* _INPUT RECORDS_:
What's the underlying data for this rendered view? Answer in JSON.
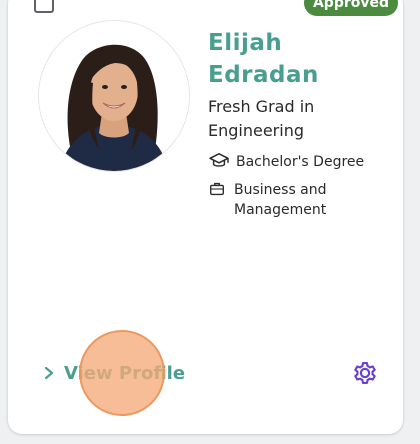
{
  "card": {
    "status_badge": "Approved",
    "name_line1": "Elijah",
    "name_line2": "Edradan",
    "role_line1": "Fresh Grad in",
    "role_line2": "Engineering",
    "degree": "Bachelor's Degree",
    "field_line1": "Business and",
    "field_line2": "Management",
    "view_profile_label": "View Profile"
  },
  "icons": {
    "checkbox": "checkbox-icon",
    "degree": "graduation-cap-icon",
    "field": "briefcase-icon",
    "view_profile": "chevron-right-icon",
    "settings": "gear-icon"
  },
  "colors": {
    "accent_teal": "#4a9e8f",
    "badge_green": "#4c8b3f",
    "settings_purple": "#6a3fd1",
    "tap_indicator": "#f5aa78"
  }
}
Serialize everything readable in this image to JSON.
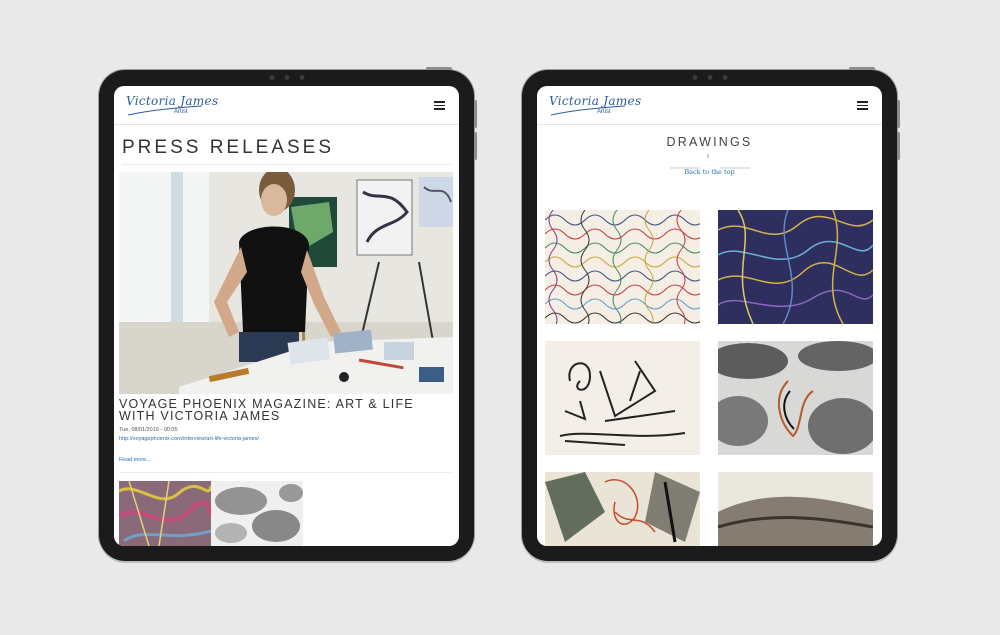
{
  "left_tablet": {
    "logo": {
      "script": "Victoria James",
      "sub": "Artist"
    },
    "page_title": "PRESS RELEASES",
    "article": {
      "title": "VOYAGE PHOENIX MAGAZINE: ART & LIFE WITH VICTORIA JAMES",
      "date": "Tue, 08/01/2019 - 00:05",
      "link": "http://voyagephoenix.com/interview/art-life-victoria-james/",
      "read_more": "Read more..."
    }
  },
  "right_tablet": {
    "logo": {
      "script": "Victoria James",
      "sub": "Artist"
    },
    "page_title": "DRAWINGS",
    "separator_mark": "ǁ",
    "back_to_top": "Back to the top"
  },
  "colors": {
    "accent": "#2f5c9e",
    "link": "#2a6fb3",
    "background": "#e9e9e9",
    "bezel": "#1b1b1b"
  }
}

* _EXERCISE PROMPT_: Retype only the lines from the one with "Serialize everything readable" through the final line of the entries, please, and keep the pictures out.

* _PROBLEM SOLUTION_:
Serialize everything readable in this image to JSON.
{
  "left_tablet": {
    "logo": {
      "script": "Victoria James",
      "sub": "Artist"
    },
    "page_title": "PRESS RELEASES",
    "article": {
      "title": "VOYAGE PHOENIX MAGAZINE: ART & LIFE WITH VICTORIA JAMES",
      "date": "Tue, 08/01/2019 - 00:05",
      "link": "http://voyagephoenix.com/interview/art-life-victoria-james/",
      "read_more": "Read more..."
    }
  },
  "right_tablet": {
    "logo": {
      "script": "Victoria James",
      "sub": "Artist"
    },
    "page_title": "DRAWINGS",
    "separator_mark": "ǁ",
    "back_to_top": "Back to the top"
  },
  "colors": {
    "accent": "#2f5c9e",
    "link": "#2a6fb3",
    "background": "#e9e9e9",
    "bezel": "#1b1b1b"
  }
}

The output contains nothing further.